:: What is being asked ::
Copy out every line of the entries below that contains the string "column".
--- Start of Supplied information ---
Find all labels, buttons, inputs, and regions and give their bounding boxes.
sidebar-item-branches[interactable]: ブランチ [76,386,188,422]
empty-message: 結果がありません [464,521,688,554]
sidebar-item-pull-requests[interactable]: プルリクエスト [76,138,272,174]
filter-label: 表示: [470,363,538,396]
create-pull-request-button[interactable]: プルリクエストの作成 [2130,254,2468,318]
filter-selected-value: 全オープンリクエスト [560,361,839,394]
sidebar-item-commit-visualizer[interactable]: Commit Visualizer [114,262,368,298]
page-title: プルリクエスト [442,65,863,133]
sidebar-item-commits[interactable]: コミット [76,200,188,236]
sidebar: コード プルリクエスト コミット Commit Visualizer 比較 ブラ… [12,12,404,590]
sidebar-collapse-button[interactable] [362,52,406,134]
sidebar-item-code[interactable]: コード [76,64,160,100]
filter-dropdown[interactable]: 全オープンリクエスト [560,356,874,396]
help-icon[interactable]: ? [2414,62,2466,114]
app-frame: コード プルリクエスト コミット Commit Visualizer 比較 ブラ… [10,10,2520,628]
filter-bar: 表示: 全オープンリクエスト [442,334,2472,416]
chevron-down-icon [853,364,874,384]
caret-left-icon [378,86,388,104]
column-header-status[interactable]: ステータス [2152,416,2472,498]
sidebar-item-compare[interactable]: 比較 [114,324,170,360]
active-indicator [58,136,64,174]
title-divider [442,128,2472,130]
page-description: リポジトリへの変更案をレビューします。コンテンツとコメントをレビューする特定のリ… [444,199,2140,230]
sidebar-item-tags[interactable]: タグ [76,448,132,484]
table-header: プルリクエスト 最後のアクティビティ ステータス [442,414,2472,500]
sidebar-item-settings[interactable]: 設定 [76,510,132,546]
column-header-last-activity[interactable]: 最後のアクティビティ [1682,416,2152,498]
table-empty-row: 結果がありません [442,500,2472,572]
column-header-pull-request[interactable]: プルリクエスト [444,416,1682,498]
--- End of Supplied information ---
:: Task solution ::
column-header-status[interactable]: ステータス [2152,416,2472,498]
column-header-last-activity[interactable]: 最後のアクティビティ [1682,416,2152,498]
column-header-pull-request[interactable]: プルリクエスト [444,416,1682,498]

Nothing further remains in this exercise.